• WHAT THIS TASK INVOLVES:
Extract every line that includes the string "shànnán".

(Collection entries)

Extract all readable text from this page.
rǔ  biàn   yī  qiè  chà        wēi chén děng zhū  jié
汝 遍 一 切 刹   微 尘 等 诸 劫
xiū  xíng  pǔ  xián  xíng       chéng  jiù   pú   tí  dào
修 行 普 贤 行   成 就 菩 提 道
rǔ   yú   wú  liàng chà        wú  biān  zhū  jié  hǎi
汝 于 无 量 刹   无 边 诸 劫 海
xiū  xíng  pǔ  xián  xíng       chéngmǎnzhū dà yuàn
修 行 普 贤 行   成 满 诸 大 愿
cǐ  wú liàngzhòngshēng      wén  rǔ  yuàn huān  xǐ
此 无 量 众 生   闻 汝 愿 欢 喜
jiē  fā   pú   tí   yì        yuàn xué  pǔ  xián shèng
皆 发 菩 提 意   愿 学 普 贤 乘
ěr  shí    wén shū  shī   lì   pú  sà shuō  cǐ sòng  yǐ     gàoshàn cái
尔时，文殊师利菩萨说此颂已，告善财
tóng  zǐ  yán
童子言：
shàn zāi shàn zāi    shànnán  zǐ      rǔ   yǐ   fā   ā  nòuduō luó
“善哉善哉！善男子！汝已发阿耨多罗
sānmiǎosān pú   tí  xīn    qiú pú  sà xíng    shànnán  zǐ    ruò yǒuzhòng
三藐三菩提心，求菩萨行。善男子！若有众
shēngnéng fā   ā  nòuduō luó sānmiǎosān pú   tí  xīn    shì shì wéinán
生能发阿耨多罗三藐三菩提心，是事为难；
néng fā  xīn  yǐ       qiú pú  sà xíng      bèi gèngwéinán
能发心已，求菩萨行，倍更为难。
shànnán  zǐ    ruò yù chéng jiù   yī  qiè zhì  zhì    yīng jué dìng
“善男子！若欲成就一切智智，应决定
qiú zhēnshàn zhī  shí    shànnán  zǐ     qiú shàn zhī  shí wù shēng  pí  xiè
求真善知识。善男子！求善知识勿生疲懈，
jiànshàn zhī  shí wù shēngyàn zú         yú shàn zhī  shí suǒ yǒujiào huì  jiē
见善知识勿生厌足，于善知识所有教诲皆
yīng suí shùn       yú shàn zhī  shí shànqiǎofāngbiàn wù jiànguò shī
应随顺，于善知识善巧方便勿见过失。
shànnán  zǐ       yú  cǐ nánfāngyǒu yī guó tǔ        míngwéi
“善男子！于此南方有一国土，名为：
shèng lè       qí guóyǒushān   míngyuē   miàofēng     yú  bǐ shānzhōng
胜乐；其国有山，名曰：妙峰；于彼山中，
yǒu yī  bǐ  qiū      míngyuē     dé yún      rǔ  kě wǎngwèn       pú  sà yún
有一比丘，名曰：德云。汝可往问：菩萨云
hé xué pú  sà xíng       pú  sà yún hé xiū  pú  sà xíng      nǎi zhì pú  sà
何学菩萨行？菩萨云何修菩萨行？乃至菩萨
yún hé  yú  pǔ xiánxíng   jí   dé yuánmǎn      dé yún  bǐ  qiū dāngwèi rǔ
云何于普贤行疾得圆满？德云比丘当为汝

--

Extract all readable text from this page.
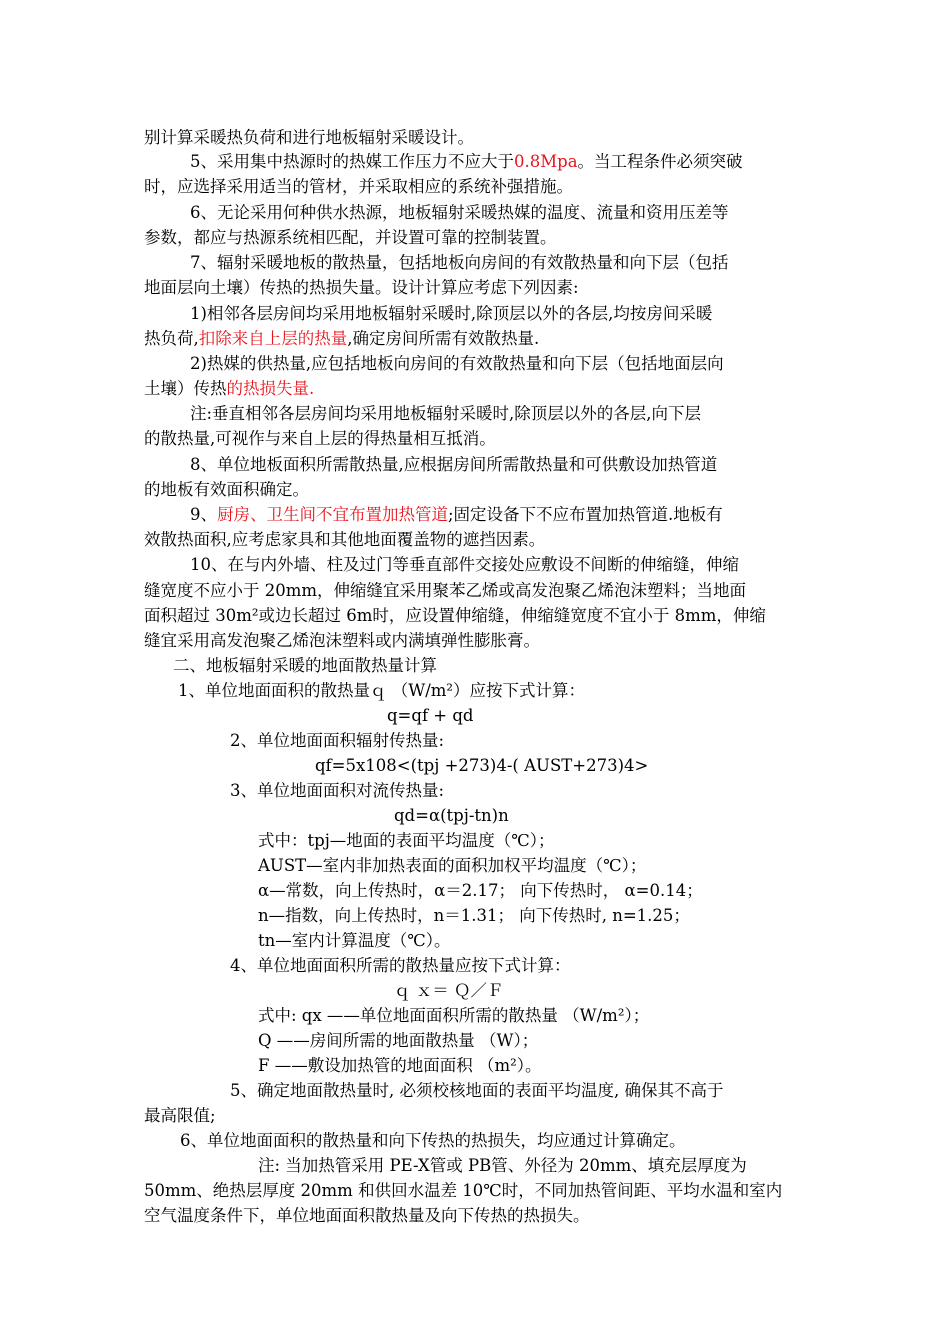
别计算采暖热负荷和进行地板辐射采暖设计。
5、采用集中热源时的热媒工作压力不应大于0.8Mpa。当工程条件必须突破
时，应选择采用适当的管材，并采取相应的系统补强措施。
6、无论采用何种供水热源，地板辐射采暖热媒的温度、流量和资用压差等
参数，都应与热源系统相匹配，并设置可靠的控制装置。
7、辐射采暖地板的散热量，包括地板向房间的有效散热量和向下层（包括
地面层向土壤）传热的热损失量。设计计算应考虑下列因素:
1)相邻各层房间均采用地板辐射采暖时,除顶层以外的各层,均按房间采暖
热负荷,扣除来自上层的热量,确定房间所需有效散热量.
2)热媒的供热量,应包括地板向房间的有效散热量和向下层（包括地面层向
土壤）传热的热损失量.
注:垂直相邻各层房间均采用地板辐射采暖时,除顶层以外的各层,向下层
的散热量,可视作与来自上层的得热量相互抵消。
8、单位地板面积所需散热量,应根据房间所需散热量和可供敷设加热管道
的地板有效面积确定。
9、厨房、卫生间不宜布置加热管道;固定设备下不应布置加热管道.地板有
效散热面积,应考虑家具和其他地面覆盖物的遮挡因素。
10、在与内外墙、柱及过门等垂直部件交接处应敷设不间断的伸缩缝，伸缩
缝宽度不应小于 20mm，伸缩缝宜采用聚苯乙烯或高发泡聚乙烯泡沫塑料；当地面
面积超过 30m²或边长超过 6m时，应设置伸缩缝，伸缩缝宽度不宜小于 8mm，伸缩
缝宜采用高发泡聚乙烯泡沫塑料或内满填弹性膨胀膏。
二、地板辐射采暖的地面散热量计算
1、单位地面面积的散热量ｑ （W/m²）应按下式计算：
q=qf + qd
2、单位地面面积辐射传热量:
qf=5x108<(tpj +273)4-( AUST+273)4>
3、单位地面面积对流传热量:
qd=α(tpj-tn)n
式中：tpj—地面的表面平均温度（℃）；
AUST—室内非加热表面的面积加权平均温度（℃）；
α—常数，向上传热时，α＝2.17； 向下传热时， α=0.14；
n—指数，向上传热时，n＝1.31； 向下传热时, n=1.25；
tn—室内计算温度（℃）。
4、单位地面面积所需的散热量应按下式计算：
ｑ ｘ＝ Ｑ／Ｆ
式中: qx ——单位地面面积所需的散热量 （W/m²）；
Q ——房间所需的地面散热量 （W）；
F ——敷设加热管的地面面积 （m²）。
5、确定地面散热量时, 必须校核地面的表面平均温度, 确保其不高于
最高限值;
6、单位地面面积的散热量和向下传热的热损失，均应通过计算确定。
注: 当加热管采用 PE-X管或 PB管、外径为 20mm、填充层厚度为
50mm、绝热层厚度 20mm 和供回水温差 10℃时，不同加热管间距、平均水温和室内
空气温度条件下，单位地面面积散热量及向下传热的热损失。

• COMPLETED EXERCISE:
shàn zāi shàn zāi    shànnán  zǐ      rǔ   yǐ   fā   ā  nòuduō luó
sānmiǎosān pú   tí  xīn    qiú pú  sà xíng    shànnán  zǐ    ruò yǒuzhòng
shànnán  zǐ    ruò yù chéng jiù   yī  qiè zhì  zhì    yīng jué dìng
qiú zhēnshàn zhī  shí    shànnán  zǐ     qiú shàn zhī  shí wù shēng  pí  xiè
shànnán  zǐ       yú  cǐ nánfāngyǒu yī guó tǔ        míngwéi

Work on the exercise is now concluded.